EXERCISE INSTRUCTIONS:
Search the data for the word "paste" and copy every line that contains it.

RECORDS TO USE:
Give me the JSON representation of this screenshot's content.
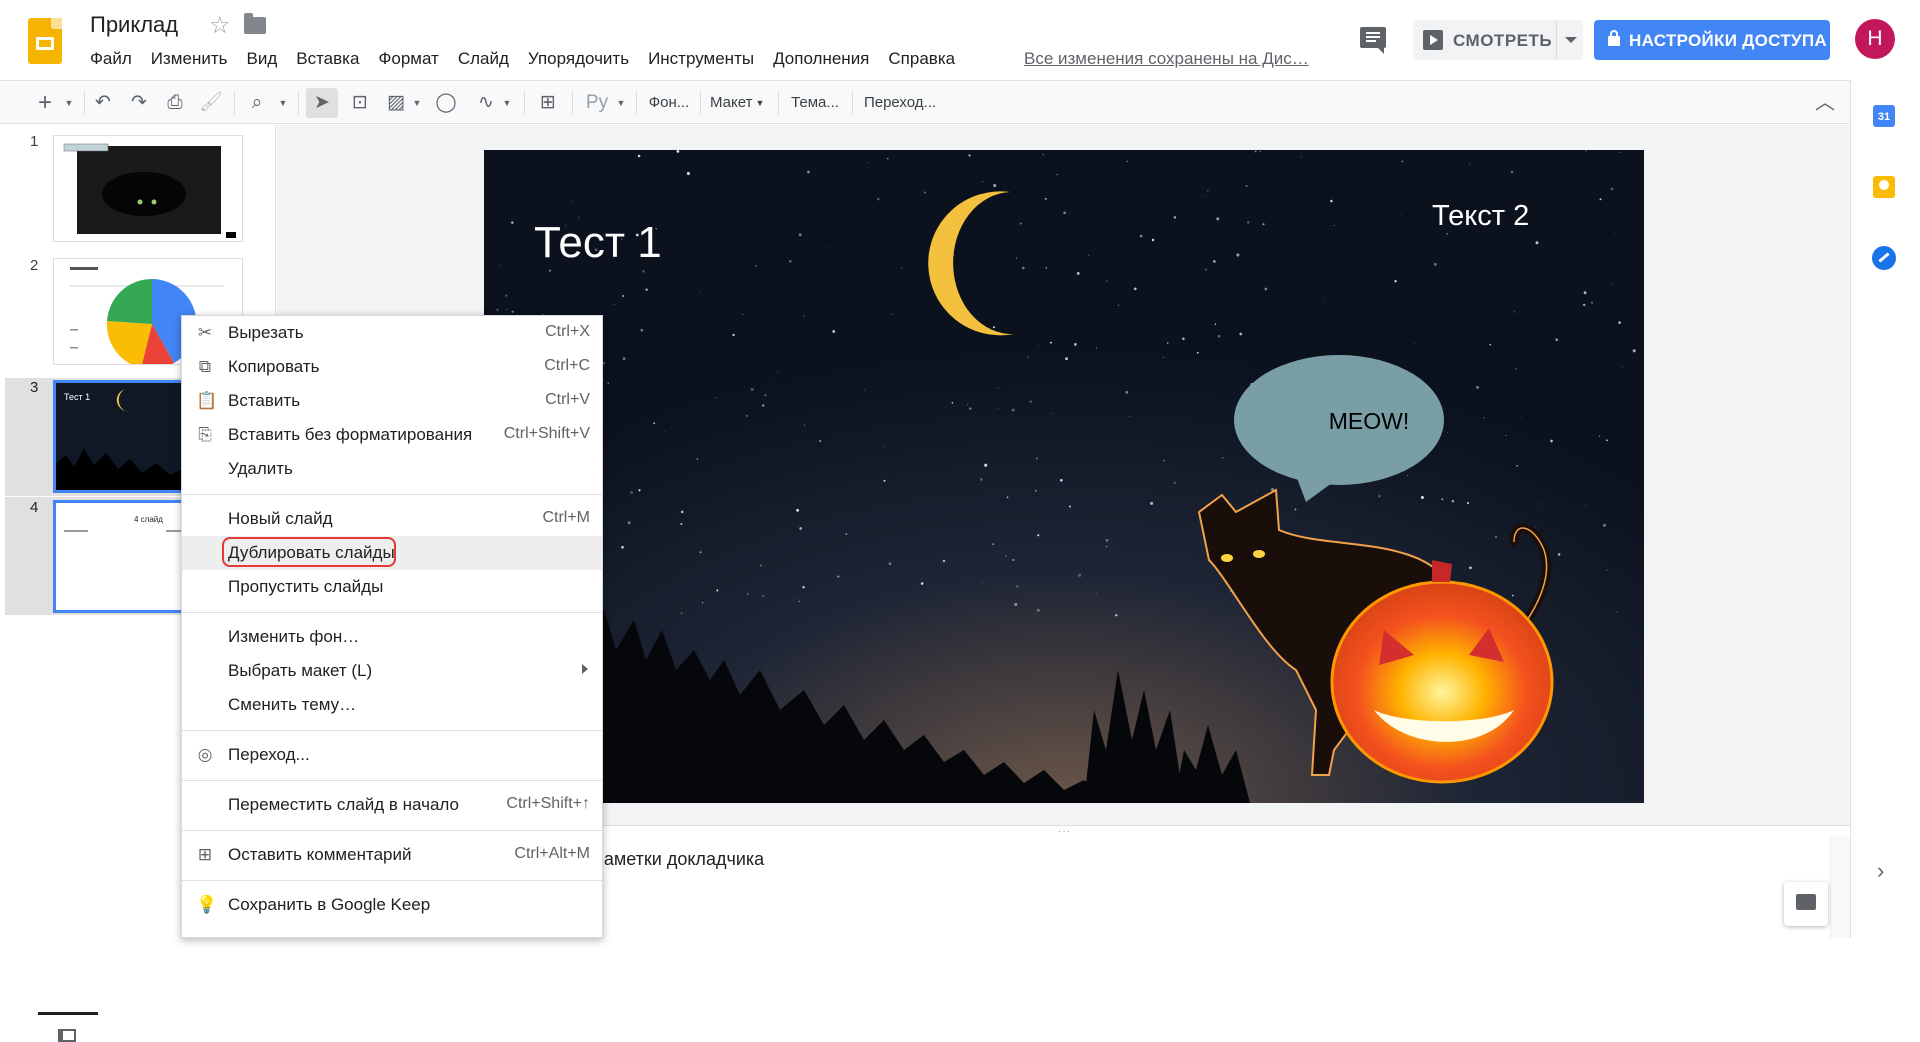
{
  "header": {
    "doc_title": "Приклад",
    "menu": [
      "Файл",
      "Изменить",
      "Вид",
      "Вставка",
      "Формат",
      "Слайд",
      "Упорядочить",
      "Инструменты",
      "Дополнения",
      "Справка"
    ],
    "save_status": "Все изменения сохранены на Дис…",
    "present_label": "СМОТРЕТЬ",
    "share_label": "НАСТРОЙКИ ДОСТУПА",
    "avatar_letter": "Н"
  },
  "toolbar": {
    "input_tools": "Ру",
    "background": "Фон...",
    "layout": "Макет",
    "theme": "Тема...",
    "transition": "Переход..."
  },
  "side_panel": {
    "calendar_day": "31"
  },
  "filmstrip": {
    "slides": [
      {
        "number": "1"
      },
      {
        "number": "2"
      },
      {
        "number": "3",
        "title": "Тест 1"
      },
      {
        "number": "4",
        "title": "4 слайд"
      }
    ]
  },
  "slide": {
    "title": "Тест 1",
    "text2": "Текст 2",
    "bubble": "MEOW!"
  },
  "notes": {
    "text": "Заметки докладчика"
  },
  "context_menu": {
    "items": [
      {
        "label": "Вырезать",
        "shortcut": "Ctrl+X",
        "icon": "scissors-icon"
      },
      {
        "label": "Копировать",
        "shortcut": "Ctrl+C",
        "icon": "copy-icon"
      },
      {
        "label": "Вставить",
        "shortcut": "Ctrl+V",
        "icon": "paste-icon"
      },
      {
        "label": "Вставить без форматирования",
        "shortcut": "Ctrl+Shift+V",
        "icon": "paste-plain-icon"
      },
      {
        "label": "Удалить",
        "shortcut": ""
      },
      {
        "label": "Новый слайд",
        "shortcut": "Ctrl+M"
      },
      {
        "label": "Дублировать слайды",
        "shortcut": ""
      },
      {
        "label": "Пропустить слайды",
        "shortcut": ""
      },
      {
        "label": "Изменить фон…",
        "shortcut": ""
      },
      {
        "label": "Выбрать макет (L)",
        "shortcut": ""
      },
      {
        "label": "Сменить тему…",
        "shortcut": ""
      },
      {
        "label": "Переход...",
        "shortcut": "",
        "icon": "transition-icon"
      },
      {
        "label": "Переместить слайд в начало",
        "shortcut": "Ctrl+Shift+↑"
      },
      {
        "label": "Оставить комментарий",
        "shortcut": "Ctrl+Alt+M",
        "icon": "comment-add-icon"
      },
      {
        "label": "Сохранить в Google Keep",
        "shortcut": "",
        "icon": "keep-bulb-icon"
      }
    ]
  },
  "colors": {
    "accent": "#4285f4",
    "highlight_ring": "#e53935",
    "avatar": "#c2185b",
    "logo": "#f4b400"
  }
}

RESULT FOR THIS EXERCISE:
        "icon": "paste-icon"
        "icon": "paste-plain-icon"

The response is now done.